» **Aim of the task**: The data below is to be returned in full and exactly.

═════ Task inputs ═════

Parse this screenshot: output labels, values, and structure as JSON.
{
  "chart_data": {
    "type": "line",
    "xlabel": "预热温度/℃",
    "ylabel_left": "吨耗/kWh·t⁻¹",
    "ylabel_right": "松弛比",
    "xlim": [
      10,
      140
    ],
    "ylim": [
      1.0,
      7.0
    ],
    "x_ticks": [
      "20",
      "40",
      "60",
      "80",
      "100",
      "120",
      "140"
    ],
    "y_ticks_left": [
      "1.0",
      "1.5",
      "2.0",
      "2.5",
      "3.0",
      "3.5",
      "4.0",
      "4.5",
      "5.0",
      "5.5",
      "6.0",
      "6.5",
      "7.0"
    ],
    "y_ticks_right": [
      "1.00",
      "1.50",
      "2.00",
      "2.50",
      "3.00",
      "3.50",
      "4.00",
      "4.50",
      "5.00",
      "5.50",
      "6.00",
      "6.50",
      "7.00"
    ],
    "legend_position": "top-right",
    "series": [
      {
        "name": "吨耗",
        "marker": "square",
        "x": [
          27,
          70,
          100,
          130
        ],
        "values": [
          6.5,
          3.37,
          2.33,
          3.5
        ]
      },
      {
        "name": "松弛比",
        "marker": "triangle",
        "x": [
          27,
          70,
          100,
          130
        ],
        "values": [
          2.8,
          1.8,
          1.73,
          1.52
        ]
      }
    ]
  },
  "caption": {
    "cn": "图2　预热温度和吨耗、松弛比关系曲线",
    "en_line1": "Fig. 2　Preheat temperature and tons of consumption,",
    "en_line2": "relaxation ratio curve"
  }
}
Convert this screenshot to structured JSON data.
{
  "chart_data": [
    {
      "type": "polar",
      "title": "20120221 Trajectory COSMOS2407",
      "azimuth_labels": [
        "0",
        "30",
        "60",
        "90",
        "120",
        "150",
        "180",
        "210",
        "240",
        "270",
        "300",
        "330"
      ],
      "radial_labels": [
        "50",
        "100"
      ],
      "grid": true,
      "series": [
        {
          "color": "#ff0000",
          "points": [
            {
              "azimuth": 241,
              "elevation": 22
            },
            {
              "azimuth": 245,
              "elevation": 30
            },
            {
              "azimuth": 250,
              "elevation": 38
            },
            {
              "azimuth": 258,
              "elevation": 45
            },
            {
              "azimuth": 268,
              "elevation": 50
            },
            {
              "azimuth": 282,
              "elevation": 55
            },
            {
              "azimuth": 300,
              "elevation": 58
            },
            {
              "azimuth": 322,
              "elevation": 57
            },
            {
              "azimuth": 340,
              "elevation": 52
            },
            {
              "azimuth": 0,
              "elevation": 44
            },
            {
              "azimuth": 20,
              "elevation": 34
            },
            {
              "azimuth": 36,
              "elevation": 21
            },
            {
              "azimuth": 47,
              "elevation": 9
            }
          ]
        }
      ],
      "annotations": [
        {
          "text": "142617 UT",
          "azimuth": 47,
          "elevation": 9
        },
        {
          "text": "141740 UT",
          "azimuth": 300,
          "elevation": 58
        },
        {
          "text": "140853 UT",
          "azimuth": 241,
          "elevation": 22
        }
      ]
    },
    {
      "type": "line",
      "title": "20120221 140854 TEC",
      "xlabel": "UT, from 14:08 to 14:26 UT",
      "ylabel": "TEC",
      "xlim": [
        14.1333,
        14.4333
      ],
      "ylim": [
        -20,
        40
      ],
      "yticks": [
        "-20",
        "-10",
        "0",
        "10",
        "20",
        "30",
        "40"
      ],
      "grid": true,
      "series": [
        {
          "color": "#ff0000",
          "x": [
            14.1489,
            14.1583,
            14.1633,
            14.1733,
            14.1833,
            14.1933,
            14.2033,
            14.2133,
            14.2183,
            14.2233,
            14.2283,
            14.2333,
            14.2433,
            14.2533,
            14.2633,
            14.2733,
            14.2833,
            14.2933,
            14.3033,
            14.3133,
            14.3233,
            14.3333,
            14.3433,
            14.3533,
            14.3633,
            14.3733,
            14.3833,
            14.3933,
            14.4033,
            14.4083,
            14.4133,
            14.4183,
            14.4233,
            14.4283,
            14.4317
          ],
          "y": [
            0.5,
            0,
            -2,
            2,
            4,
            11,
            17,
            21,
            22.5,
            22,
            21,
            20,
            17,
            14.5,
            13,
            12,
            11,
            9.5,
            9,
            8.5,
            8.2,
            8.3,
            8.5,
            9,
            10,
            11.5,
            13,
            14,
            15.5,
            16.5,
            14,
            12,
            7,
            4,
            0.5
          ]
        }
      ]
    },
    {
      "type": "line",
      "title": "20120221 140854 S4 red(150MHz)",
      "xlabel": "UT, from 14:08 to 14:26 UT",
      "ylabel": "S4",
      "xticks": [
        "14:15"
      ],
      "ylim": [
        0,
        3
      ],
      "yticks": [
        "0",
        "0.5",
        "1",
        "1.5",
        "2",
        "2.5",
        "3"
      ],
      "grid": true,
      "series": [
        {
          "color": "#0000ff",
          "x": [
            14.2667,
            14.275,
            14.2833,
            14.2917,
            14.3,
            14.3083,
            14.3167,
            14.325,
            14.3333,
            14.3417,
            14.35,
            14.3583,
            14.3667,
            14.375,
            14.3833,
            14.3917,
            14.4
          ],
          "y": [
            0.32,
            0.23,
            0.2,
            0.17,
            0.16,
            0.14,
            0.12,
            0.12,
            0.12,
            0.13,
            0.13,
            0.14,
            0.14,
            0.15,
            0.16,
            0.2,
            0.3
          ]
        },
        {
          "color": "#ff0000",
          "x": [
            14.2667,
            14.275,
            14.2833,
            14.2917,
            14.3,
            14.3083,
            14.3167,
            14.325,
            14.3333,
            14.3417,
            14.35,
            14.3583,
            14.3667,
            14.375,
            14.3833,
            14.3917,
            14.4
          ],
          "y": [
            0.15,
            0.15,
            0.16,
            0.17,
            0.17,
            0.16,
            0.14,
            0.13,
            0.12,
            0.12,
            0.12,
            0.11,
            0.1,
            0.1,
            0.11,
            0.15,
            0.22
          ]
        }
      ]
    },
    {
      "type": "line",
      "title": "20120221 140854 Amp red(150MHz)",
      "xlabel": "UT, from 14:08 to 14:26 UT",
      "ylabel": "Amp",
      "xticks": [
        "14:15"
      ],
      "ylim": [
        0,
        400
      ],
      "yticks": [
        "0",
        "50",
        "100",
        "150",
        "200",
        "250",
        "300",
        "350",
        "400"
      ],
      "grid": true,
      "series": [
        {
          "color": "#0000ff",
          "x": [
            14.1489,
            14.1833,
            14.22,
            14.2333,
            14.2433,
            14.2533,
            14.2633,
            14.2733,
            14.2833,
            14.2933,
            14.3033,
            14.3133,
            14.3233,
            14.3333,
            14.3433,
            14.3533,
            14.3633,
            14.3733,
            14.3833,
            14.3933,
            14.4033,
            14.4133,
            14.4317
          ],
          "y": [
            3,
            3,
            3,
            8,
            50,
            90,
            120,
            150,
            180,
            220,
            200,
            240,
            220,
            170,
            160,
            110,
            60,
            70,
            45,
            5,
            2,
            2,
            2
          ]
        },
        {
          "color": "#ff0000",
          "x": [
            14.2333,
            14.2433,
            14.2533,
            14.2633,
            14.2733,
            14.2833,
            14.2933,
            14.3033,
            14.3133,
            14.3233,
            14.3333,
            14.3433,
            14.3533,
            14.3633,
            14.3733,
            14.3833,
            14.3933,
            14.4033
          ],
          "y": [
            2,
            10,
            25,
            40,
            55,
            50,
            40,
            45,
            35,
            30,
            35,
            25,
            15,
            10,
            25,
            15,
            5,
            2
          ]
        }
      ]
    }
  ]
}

═════

» **Answer**:
Parse this screenshot: output labels, values, and structure as JSON.
{
  "chart_data": {
    "type": "line",
    "xlabel": "预热温度/℃",
    "ylabel_left": "吨耗/kWh·t⁻¹",
    "ylabel_right": "松弛比",
    "xlim": [
      10,
      140
    ],
    "ylim": [
      1.0,
      7.0
    ],
    "x_ticks": [
      "20",
      "40",
      "60",
      "80",
      "100",
      "120",
      "140"
    ],
    "y_ticks_left": [
      "1.0",
      "1.5",
      "2.0",
      "2.5",
      "3.0",
      "3.5",
      "4.0",
      "4.5",
      "5.0",
      "5.5",
      "6.0",
      "6.5",
      "7.0"
    ],
    "y_ticks_right": [
      "1.00",
      "1.50",
      "2.00",
      "2.50",
      "3.00",
      "3.50",
      "4.00",
      "4.50",
      "5.00",
      "5.50",
      "6.00",
      "6.50",
      "7.00"
    ],
    "legend_position": "top-right",
    "series": [
      {
        "name": "吨耗",
        "marker": "square",
        "x": [
          27,
          70,
          100,
          130
        ],
        "values": [
          6.5,
          3.37,
          2.33,
          3.5
        ]
      },
      {
        "name": "松弛比",
        "marker": "triangle",
        "x": [
          27,
          70,
          100,
          130
        ],
        "values": [
          2.8,
          1.8,
          1.73,
          1.52
        ]
      }
    ]
  },
  "caption": {
    "cn": "图2　预热温度和吨耗、松弛比关系曲线",
    "en_line1": "Fig. 2　Preheat temperature and tons of consumption,",
    "en_line2": "relaxation ratio curve"
  }
}
Convert this screenshot to structured JSON data.
{
  "chart_data": [
    {
      "type": "polar",
      "title": "20120221 Trajectory COSMOS2407",
      "azimuth_labels": [
        "0",
        "30",
        "60",
        "90",
        "120",
        "150",
        "180",
        "210",
        "240",
        "270",
        "300",
        "330"
      ],
      "radial_labels": [
        "50",
        "100"
      ],
      "grid": true,
      "series": [
        {
          "color": "#ff0000",
          "points": [
            {
              "azimuth": 241,
              "elevation": 22
            },
            {
              "azimuth": 245,
              "elevation": 30
            },
            {
              "azimuth": 250,
              "elevation": 38
            },
            {
              "azimuth": 258,
              "elevation": 45
            },
            {
              "azimuth": 268,
              "elevation": 50
            },
            {
              "azimuth": 282,
              "elevation": 55
            },
            {
              "azimuth": 300,
              "elevation": 58
            },
            {
              "azimuth": 322,
              "elevation": 57
            },
            {
              "azimuth": 340,
              "elevation": 52
            },
            {
              "azimuth": 0,
              "elevation": 44
            },
            {
              "azimuth": 20,
              "elevation": 34
            },
            {
              "azimuth": 36,
              "elevation": 21
            },
            {
              "azimuth": 47,
              "elevation": 9
            }
          ]
        }
      ],
      "annotations": [
        {
          "text": "142617 UT",
          "azimuth": 47,
          "elevation": 9
        },
        {
          "text": "141740 UT",
          "azimuth": 300,
          "elevation": 58
        },
        {
          "text": "140853 UT",
          "azimuth": 241,
          "elevation": 22
        }
      ]
    },
    {
      "type": "line",
      "title": "20120221 140854 TEC",
      "xlabel": "UT, from 14:08 to 14:26 UT",
      "ylabel": "TEC",
      "xlim": [
        14.1333,
        14.4333
      ],
      "ylim": [
        -20,
        40
      ],
      "yticks": [
        "-20",
        "-10",
        "0",
        "10",
        "20",
        "30",
        "40"
      ],
      "grid": true,
      "series": [
        {
          "color": "#ff0000",
          "x": [
            14.1489,
            14.1583,
            14.1633,
            14.1733,
            14.1833,
            14.1933,
            14.2033,
            14.2133,
            14.2183,
            14.2233,
            14.2283,
            14.2333,
            14.2433,
            14.2533,
            14.2633,
            14.2733,
            14.2833,
            14.2933,
            14.3033,
            14.3133,
            14.3233,
            14.3333,
            14.3433,
            14.3533,
            14.3633,
            14.3733,
            14.3833,
            14.3933,
            14.4033,
            14.4083,
            14.4133,
            14.4183,
            14.4233,
            14.4283,
            14.4317
          ],
          "y": [
            0.5,
            0,
            -2,
            2,
            4,
            11,
            17,
            21,
            22.5,
            22,
            21,
            20,
            17,
            14.5,
            13,
            12,
            11,
            9.5,
            9,
            8.5,
            8.2,
            8.3,
            8.5,
            9,
            10,
            11.5,
            13,
            14,
            15.5,
            16.5,
            14,
            12,
            7,
            4,
            0.5
          ]
        }
      ]
    },
    {
      "type": "line",
      "title": "20120221 140854 S4 red(150MHz)",
      "xlabel": "UT, from 14:08 to 14:26 UT",
      "ylabel": "S4",
      "xticks": [
        "14:15"
      ],
      "ylim": [
        0,
        3
      ],
      "yticks": [
        "0",
        "0.5",
        "1",
        "1.5",
        "2",
        "2.5",
        "3"
      ],
      "grid": true,
      "series": [
        {
          "color": "#0000ff",
          "x": [
            14.2667,
            14.275,
            14.2833,
            14.2917,
            14.3,
            14.3083,
            14.3167,
            14.325,
            14.3333,
            14.3417,
            14.35,
            14.3583,
            14.3667,
            14.375,
            14.3833,
            14.3917,
            14.4
          ],
          "y": [
            0.32,
            0.23,
            0.2,
            0.17,
            0.16,
            0.14,
            0.12,
            0.12,
            0.12,
            0.13,
            0.13,
            0.14,
            0.14,
            0.15,
            0.16,
            0.2,
            0.3
          ]
        },
        {
          "color": "#ff0000",
          "x": [
            14.2667,
            14.275,
            14.2833,
            14.2917,
            14.3,
            14.3083,
            14.3167,
            14.325,
            14.3333,
            14.3417,
            14.35,
            14.3583,
            14.3667,
            14.375,
            14.3833,
            14.3917,
            14.4
          ],
          "y": [
            0.15,
            0.15,
            0.16,
            0.17,
            0.17,
            0.16,
            0.14,
            0.13,
            0.12,
            0.12,
            0.12,
            0.11,
            0.1,
            0.1,
            0.11,
            0.15,
            0.22
          ]
        }
      ]
    },
    {
      "type": "line",
      "title": "20120221 140854 Amp red(150MHz)",
      "xlabel": "UT, from 14:08 to 14:26 UT",
      "ylabel": "Amp",
      "xticks": [
        "14:15"
      ],
      "ylim": [
        0,
        400
      ],
      "yticks": [
        "0",
        "50",
        "100",
        "150",
        "200",
        "250",
        "300",
        "350",
        "400"
      ],
      "grid": true,
      "series": [
        {
          "color": "#0000ff",
          "x": [
            14.1489,
            14.1833,
            14.22,
            14.2333,
            14.2433,
            14.2533,
            14.2633,
            14.2733,
            14.2833,
            14.2933,
            14.3033,
            14.3133,
            14.3233,
            14.3333,
            14.3433,
            14.3533,
            14.3633,
            14.3733,
            14.3833,
            14.3933,
            14.4033,
            14.4133,
            14.4317
          ],
          "y": [
            3,
            3,
            3,
            8,
            50,
            90,
            120,
            150,
            180,
            220,
            200,
            240,
            220,
            170,
            160,
            110,
            60,
            70,
            45,
            5,
            2,
            2,
            2
          ]
        },
        {
          "color": "#ff0000",
          "x": [
            14.2333,
            14.2433,
            14.2533,
            14.2633,
            14.2733,
            14.2833,
            14.2933,
            14.3033,
            14.3133,
            14.3233,
            14.3333,
            14.3433,
            14.3533,
            14.3633,
            14.3733,
            14.3833,
            14.3933,
            14.4033
          ],
          "y": [
            2,
            10,
            25,
            40,
            55,
            50,
            40,
            45,
            35,
            30,
            35,
            25,
            15,
            10,
            25,
            15,
            5,
            2
          ]
        }
      ]
    }
  ]
}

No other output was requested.